**Required task:**
Output every line below exactly.
-=-=-
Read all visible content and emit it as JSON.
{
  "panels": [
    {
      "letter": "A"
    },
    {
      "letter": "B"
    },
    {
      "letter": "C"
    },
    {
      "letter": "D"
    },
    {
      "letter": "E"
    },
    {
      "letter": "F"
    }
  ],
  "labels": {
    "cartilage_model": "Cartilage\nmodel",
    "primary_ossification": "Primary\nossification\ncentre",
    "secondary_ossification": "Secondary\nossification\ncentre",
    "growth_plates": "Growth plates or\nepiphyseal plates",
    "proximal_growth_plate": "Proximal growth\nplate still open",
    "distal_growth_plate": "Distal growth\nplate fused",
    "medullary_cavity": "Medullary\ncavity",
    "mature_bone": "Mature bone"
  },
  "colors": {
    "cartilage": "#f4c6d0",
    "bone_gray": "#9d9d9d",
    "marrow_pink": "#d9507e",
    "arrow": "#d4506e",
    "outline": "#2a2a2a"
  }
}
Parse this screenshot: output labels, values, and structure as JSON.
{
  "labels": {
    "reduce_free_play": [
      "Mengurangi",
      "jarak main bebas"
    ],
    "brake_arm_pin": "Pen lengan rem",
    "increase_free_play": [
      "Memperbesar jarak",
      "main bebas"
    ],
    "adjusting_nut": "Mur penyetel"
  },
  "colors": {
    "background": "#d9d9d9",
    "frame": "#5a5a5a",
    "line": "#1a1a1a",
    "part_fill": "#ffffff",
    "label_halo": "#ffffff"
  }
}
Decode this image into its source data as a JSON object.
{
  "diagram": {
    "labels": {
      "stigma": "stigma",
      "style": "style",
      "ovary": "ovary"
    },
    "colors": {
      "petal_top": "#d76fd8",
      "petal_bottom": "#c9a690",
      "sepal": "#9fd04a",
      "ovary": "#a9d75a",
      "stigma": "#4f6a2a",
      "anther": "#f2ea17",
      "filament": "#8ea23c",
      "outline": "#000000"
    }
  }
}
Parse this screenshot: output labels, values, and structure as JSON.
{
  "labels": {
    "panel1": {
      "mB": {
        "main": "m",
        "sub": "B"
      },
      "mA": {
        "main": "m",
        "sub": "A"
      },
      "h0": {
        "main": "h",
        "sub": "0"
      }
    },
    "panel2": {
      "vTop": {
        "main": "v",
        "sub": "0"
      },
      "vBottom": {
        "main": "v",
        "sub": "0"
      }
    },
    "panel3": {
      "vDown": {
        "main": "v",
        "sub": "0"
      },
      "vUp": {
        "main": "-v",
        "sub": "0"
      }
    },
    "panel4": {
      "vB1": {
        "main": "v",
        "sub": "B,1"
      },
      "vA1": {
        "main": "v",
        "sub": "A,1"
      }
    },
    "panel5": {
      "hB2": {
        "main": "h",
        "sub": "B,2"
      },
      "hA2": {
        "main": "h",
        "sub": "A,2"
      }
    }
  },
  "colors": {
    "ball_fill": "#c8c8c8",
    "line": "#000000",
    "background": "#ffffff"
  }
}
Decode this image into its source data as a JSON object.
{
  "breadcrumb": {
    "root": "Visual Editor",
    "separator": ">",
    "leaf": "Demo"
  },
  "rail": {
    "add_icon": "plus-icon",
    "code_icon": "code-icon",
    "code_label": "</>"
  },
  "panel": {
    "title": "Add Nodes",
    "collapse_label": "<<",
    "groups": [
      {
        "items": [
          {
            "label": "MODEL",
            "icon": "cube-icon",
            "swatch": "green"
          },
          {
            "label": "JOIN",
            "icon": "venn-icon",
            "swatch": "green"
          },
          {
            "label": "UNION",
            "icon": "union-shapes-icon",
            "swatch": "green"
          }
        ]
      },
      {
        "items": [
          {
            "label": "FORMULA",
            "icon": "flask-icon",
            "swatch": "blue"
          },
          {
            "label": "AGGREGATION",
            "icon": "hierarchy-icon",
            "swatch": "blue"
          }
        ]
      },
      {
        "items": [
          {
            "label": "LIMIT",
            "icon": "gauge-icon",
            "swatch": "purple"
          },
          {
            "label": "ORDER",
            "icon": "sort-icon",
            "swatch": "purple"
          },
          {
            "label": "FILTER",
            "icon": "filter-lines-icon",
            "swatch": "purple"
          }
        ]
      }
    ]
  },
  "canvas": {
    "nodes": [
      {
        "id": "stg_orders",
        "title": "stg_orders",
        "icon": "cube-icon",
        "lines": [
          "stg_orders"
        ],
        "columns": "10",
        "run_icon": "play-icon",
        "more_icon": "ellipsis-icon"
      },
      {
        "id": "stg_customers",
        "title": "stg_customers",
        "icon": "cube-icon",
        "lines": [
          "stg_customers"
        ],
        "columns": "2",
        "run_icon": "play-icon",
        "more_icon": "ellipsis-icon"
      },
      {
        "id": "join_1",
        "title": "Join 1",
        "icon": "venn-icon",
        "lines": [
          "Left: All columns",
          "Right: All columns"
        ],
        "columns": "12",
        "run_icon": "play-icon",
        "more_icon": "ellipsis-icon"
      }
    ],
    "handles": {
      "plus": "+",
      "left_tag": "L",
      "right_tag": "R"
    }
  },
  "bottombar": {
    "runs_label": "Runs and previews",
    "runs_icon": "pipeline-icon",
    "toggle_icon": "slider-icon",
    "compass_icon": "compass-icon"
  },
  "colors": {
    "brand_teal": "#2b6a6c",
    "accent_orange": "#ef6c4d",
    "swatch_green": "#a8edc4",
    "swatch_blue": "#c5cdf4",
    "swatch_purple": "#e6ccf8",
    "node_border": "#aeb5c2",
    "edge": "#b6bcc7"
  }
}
-=-=-
**Complete answer:**
Read all visible content and emit it as JSON.
{
  "panels": [
    {
      "letter": "A"
    },
    {
      "letter": "B"
    },
    {
      "letter": "C"
    },
    {
      "letter": "D"
    },
    {
      "letter": "E"
    },
    {
      "letter": "F"
    }
  ],
  "labels": {
    "cartilage_model": "Cartilage\nmodel",
    "primary_ossification": "Primary\nossification\ncentre",
    "secondary_ossification": "Secondary\nossification\ncentre",
    "growth_plates": "Growth plates or\nepiphyseal plates",
    "proximal_growth_plate": "Proximal growth\nplate still open",
    "distal_growth_plate": "Distal growth\nplate fused",
    "medullary_cavity": "Medullary\ncavity",
    "mature_bone": "Mature bone"
  },
  "colors": {
    "cartilage": "#f4c6d0",
    "bone_gray": "#9d9d9d",
    "marrow_pink": "#d9507e",
    "arrow": "#d4506e",
    "outline": "#2a2a2a"
  }
}
Parse this screenshot: output labels, values, and structure as JSON.
{
  "labels": {
    "reduce_free_play": [
      "Mengurangi",
      "jarak main bebas"
    ],
    "brake_arm_pin": "Pen lengan rem",
    "increase_free_play": [
      "Memperbesar jarak",
      "main bebas"
    ],
    "adjusting_nut": "Mur penyetel"
  },
  "colors": {
    "background": "#d9d9d9",
    "frame": "#5a5a5a",
    "line": "#1a1a1a",
    "part_fill": "#ffffff",
    "label_halo": "#ffffff"
  }
}
Decode this image into its source data as a JSON object.
{
  "diagram": {
    "labels": {
      "stigma": "stigma",
      "style": "style",
      "ovary": "ovary"
    },
    "colors": {
      "petal_top": "#d76fd8",
      "petal_bottom": "#c9a690",
      "sepal": "#9fd04a",
      "ovary": "#a9d75a",
      "stigma": "#4f6a2a",
      "anther": "#f2ea17",
      "filament": "#8ea23c",
      "outline": "#000000"
    }
  }
}
Parse this screenshot: output labels, values, and structure as JSON.
{
  "labels": {
    "panel1": {
      "mB": {
        "main": "m",
        "sub": "B"
      },
      "mA": {
        "main": "m",
        "sub": "A"
      },
      "h0": {
        "main": "h",
        "sub": "0"
      }
    },
    "panel2": {
      "vTop": {
        "main": "v",
        "sub": "0"
      },
      "vBottom": {
        "main": "v",
        "sub": "0"
      }
    },
    "panel3": {
      "vDown": {
        "main": "v",
        "sub": "0"
      },
      "vUp": {
        "main": "-v",
        "sub": "0"
      }
    },
    "panel4": {
      "vB1": {
        "main": "v",
        "sub": "B,1"
      },
      "vA1": {
        "main": "v",
        "sub": "A,1"
      }
    },
    "panel5": {
      "hB2": {
        "main": "h",
        "sub": "B,2"
      },
      "hA2": {
        "main": "h",
        "sub": "A,2"
      }
    }
  },
  "colors": {
    "ball_fill": "#c8c8c8",
    "line": "#000000",
    "background": "#ffffff"
  }
}
Decode this image into its source data as a JSON object.
{
  "breadcrumb": {
    "root": "Visual Editor",
    "separator": ">",
    "leaf": "Demo"
  },
  "rail": {
    "add_icon": "plus-icon",
    "code_icon": "code-icon",
    "code_label": "</>"
  },
  "panel": {
    "title": "Add Nodes",
    "collapse_label": "<<",
    "groups": [
      {
        "items": [
          {
            "label": "MODEL",
            "icon": "cube-icon",
            "swatch": "green"
          },
          {
            "label": "JOIN",
            "icon": "venn-icon",
            "swatch": "green"
          },
          {
            "label": "UNION",
            "icon": "union-shapes-icon",
            "swatch": "green"
          }
        ]
      },
      {
        "items": [
          {
            "label": "FORMULA",
            "icon": "flask-icon",
            "swatch": "blue"
          },
          {
            "label": "AGGREGATION",
            "icon": "hierarchy-icon",
            "swatch": "blue"
          }
        ]
      },
      {
        "items": [
          {
            "label": "LIMIT",
            "icon": "gauge-icon",
            "swatch": "purple"
          },
          {
            "label": "ORDER",
            "icon": "sort-icon",
            "swatch": "purple"
          },
          {
            "label": "FILTER",
            "icon": "filter-lines-icon",
            "swatch": "purple"
          }
        ]
      }
    ]
  },
  "canvas": {
    "nodes": [
      {
        "id": "stg_orders",
        "title": "stg_orders",
        "icon": "cube-icon",
        "lines": [
          "stg_orders"
        ],
        "columns": "10",
        "run_icon": "play-icon",
        "more_icon": "ellipsis-icon"
      },
      {
        "id": "stg_customers",
        "title": "stg_customers",
        "icon": "cube-icon",
        "lines": [
          "stg_customers"
        ],
        "columns": "2",
        "run_icon": "play-icon",
        "more_icon": "ellipsis-icon"
      },
      {
        "id": "join_1",
        "title": "Join 1",
        "icon": "venn-icon",
        "lines": [
          "Left: All columns",
          "Right: All columns"
        ],
        "columns": "12",
        "run_icon": "play-icon",
        "more_icon": "ellipsis-icon"
      }
    ],
    "handles": {
      "plus": "+",
      "left_tag": "L",
      "right_tag": "R"
    }
  },
  "bottombar": {
    "runs_label": "Runs and previews",
    "runs_icon": "pipeline-icon",
    "toggle_icon": "slider-icon",
    "compass_icon": "compass-icon"
  },
  "colors": {
    "brand_teal": "#2b6a6c",
    "accent_orange": "#ef6c4d",
    "swatch_green": "#a8edc4",
    "swatch_blue": "#c5cdf4",
    "swatch_purple": "#e6ccf8",
    "node_border": "#aeb5c2",
    "edge": "#b6bcc7"
  }
}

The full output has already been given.